- Instruction: Copy out all lines in the data below containing the string "Difference".

- Material to process:
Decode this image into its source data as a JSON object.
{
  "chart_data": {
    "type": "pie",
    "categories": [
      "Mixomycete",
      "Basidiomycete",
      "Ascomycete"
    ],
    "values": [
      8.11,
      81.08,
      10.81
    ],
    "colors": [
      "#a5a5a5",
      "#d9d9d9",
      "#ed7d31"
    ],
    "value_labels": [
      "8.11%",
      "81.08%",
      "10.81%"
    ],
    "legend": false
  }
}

--

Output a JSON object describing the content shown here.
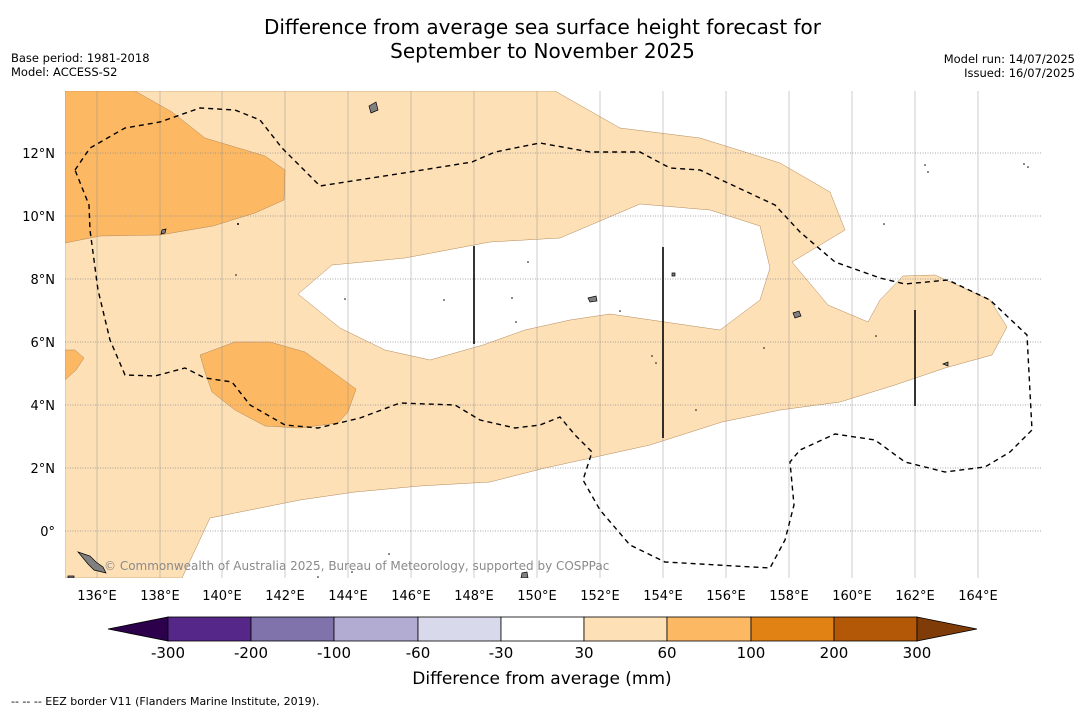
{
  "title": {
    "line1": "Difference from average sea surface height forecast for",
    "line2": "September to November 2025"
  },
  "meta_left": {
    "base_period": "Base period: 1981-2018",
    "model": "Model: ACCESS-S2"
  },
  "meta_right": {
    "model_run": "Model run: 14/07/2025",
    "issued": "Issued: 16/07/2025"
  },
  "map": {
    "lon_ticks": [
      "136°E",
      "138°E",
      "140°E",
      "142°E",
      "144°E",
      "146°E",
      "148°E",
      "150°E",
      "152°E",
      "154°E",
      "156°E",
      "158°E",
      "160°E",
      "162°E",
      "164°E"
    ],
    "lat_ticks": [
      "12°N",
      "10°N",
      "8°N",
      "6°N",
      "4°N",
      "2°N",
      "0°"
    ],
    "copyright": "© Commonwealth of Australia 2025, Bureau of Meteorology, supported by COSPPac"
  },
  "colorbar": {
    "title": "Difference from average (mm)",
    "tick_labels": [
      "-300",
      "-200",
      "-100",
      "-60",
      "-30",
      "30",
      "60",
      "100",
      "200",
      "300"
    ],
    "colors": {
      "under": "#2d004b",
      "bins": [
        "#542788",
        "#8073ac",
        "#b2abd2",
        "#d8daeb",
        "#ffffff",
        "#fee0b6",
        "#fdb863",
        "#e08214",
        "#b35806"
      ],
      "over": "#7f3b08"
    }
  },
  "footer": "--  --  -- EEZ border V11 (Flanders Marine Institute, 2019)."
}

---

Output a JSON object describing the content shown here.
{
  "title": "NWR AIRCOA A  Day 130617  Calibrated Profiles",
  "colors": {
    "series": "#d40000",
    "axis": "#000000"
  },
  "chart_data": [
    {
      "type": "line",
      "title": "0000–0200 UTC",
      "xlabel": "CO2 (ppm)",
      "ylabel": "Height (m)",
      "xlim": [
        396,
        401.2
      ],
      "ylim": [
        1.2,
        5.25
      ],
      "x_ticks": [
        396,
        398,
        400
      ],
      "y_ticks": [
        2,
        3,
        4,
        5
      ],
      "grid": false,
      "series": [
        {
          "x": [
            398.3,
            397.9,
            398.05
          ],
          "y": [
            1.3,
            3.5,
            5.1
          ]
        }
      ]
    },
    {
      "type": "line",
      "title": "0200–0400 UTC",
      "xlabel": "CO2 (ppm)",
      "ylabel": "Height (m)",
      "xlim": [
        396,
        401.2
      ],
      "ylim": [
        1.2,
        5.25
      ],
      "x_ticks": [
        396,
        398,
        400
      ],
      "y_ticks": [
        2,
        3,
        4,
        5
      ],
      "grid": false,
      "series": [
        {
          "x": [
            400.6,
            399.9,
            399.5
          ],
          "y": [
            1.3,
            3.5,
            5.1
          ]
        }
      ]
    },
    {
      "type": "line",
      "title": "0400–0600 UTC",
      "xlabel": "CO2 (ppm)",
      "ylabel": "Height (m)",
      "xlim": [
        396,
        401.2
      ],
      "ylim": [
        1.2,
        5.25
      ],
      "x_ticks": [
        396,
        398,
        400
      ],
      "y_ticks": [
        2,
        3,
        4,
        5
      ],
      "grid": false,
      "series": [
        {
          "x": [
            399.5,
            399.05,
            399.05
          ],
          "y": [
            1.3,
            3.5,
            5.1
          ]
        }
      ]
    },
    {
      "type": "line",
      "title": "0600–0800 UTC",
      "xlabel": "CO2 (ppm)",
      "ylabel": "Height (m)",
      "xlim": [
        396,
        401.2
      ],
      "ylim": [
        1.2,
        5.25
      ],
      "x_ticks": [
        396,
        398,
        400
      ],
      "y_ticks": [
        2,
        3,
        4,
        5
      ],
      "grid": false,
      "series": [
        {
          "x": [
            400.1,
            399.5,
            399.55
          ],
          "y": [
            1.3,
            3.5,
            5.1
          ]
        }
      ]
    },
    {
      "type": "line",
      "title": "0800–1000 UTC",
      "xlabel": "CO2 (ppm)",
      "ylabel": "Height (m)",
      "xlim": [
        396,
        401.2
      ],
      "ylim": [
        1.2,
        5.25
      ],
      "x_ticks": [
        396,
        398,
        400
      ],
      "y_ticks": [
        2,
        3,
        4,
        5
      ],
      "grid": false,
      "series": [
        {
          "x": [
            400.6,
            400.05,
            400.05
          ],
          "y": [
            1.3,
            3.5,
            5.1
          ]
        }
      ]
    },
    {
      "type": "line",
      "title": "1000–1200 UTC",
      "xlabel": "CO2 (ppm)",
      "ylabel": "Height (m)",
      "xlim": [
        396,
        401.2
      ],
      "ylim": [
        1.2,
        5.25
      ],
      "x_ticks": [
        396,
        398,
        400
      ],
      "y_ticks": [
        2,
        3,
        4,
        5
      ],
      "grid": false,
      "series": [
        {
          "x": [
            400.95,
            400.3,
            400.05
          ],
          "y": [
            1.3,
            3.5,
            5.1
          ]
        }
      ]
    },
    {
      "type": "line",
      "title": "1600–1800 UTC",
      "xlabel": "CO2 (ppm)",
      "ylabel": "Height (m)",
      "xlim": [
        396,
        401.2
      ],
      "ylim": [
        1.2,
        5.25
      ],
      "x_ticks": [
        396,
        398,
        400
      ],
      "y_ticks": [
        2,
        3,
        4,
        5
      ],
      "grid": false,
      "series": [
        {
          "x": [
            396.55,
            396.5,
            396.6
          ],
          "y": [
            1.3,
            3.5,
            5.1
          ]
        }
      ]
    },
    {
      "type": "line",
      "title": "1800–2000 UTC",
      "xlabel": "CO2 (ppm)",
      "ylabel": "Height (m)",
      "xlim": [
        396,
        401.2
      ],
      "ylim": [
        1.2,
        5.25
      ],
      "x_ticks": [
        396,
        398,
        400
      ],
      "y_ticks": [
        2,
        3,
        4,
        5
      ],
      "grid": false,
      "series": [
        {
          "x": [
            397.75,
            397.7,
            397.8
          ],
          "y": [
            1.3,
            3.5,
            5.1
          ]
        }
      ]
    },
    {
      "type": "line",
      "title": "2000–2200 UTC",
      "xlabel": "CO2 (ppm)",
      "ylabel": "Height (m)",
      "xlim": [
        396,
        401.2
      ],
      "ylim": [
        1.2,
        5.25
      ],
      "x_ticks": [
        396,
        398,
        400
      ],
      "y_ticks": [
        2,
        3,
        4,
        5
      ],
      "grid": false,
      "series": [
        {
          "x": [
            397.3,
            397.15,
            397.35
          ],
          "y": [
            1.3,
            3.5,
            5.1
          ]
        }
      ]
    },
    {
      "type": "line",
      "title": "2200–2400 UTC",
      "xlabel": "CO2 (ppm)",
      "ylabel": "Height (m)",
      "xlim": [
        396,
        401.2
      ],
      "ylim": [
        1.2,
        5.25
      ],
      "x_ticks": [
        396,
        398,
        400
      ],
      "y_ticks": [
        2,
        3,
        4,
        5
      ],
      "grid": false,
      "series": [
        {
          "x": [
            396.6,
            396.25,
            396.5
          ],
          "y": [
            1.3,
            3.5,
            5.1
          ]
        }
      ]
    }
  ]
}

- Solution for this task:
    "line1": "Difference from average sea surface height forecast for",
    "title": "Difference from average (mm)",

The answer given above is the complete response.